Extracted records
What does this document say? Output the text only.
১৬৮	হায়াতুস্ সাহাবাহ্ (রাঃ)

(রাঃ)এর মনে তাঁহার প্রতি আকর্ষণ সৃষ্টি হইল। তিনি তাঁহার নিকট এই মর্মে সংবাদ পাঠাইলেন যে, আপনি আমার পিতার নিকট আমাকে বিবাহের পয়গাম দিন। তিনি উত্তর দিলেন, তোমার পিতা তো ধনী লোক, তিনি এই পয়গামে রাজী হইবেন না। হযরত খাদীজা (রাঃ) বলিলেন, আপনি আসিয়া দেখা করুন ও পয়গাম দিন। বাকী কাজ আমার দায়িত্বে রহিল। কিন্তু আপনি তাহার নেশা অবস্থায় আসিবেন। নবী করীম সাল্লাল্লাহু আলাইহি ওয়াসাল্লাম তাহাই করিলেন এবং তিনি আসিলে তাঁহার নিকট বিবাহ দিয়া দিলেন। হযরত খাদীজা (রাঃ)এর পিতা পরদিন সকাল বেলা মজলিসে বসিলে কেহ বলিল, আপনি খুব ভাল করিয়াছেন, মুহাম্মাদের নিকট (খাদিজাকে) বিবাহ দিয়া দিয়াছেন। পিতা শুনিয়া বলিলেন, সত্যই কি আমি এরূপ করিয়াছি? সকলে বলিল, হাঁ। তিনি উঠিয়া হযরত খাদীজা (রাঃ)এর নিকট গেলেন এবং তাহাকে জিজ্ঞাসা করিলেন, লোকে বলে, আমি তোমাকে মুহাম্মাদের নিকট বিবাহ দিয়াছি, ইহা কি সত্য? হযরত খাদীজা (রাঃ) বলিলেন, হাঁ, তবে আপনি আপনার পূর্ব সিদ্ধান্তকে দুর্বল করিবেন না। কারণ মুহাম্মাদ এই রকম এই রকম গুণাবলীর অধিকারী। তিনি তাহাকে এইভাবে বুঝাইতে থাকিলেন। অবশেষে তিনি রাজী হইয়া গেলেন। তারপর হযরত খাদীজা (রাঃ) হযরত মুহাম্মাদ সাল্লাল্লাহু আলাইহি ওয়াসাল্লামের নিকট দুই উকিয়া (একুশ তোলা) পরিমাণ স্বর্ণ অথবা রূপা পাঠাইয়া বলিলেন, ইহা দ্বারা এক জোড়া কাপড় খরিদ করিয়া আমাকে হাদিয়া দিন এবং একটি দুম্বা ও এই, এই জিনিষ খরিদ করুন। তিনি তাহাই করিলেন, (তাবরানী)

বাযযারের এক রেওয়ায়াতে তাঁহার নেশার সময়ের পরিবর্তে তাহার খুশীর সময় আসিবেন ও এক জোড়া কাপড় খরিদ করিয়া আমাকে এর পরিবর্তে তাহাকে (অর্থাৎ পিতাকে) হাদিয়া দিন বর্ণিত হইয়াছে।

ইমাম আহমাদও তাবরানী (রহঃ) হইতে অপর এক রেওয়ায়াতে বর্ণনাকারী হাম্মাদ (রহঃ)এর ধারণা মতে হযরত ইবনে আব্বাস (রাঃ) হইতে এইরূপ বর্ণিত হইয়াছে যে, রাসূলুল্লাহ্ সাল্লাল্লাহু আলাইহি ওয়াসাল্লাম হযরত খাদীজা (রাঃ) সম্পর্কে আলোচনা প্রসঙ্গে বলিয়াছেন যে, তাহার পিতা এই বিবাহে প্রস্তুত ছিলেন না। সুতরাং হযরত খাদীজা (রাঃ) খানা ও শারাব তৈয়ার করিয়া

Directions
Write out the complete set of records exactly as given.

Output for this exercise
What does this document say? Output the text only.
১৬৮	হায়াতুস্ সাহাবাহ্ (রাঃ)

(রাঃ)এর মনে তাঁহার প্রতি আকর্ষণ সৃষ্টি হইল। তিনি তাঁহার নিকট এই মর্মে সংবাদ পাঠাইলেন যে, আপনি আমার পিতার নিকট আমাকে বিবাহের পয়গাম দিন। তিনি উত্তর দিলেন, তোমার পিতা তো ধনী লোক, তিনি এই পয়গামে রাজী হইবেন না। হযরত খাদীজা (রাঃ) বলিলেন, আপনি আসিয়া দেখা করুন ও পয়গাম দিন। বাকী কাজ আমার দায়িত্বে রহিল। কিন্তু আপনি তাহার নেশা অবস্থায় আসিবেন। নবী করীম সাল্লাল্লাহু আলাইহি ওয়াসাল্লাম তাহাই করিলেন এবং তিনি আসিলে তাঁহার নিকট বিবাহ দিয়া দিলেন। হযরত খাদীজা (রাঃ)এর পিতা পরদিন সকাল বেলা মজলিসে বসিলে কেহ বলিল, আপনি খুব ভাল করিয়াছেন, মুহাম্মাদের নিকট (খাদিজাকে) বিবাহ দিয়া দিয়াছেন। পিতা শুনিয়া বলিলেন, সত্যই কি আমি এরূপ করিয়াছি? সকলে বলিল, হাঁ। তিনি উঠিয়া হযরত খাদীজা (রাঃ)এর নিকট গেলেন এবং তাহাকে জিজ্ঞাসা করিলেন, লোকে বলে, আমি তোমাকে মুহাম্মাদের নিকট বিবাহ দিয়াছি, ইহা কি সত্য? হযরত খাদীজা (রাঃ) বলিলেন, হাঁ, তবে আপনি আপনার পূর্ব সিদ্ধান্তকে দুর্বল করিবেন না। কারণ মুহাম্মাদ এই রকম এই রকম গুণাবলীর অধিকারী। তিনি তাহাকে এইভাবে বুঝাইতে থাকিলেন। অবশেষে তিনি রাজী হইয়া গেলেন। তারপর হযরত খাদীজা (রাঃ) হযরত মুহাম্মাদ সাল্লাল্লাহু আলাইহি ওয়াসাল্লামের নিকট দুই উকিয়া (একুশ তোলা) পরিমাণ স্বর্ণ অথবা রূপা পাঠাইয়া বলিলেন, ইহা দ্বারা এক জোড়া কাপড় খরিদ করিয়া আমাকে হাদিয়া দিন এবং একটি দুম্বা ও এই, এই জিনিষ খরিদ করুন। তিনি তাহাই করিলেন, (তাবরানী)

বাযযারের এক রেওয়ায়াতে তাঁহার নেশার সময়ের পরিবর্তে তাহার খুশীর সময় আসিবেন ও এক জোড়া কাপড় খরিদ করিয়া আমাকে এর পরিবর্তে তাহাকে (অর্থাৎ পিতাকে) হাদিয়া দিন বর্ণিত হইয়াছে।

ইমাম আহমাদও তাবরানী (রহঃ) হইতে অপর এক রেওয়ায়াতে বর্ণনাকারী হাম্মাদ (রহঃ)এর ধারণা মতে হযরত ইবনে আব্বাস (রাঃ) হইতে এইরূপ বর্ণিত হইয়াছে যে, রাসূলুল্লাহ্ সাল্লাল্লাহু আলাইহি ওয়াসাল্লাম হযরত খাদীজা (রাঃ) সম্পর্কে আলোচনা প্রসঙ্গে বলিয়াছেন যে, তাহার পিতা এই বিবাহে প্রস্তুত ছিলেন না। সুতরাং হযরত খাদীজা (রাঃ) খানা ও শারাব তৈয়ার করিয়া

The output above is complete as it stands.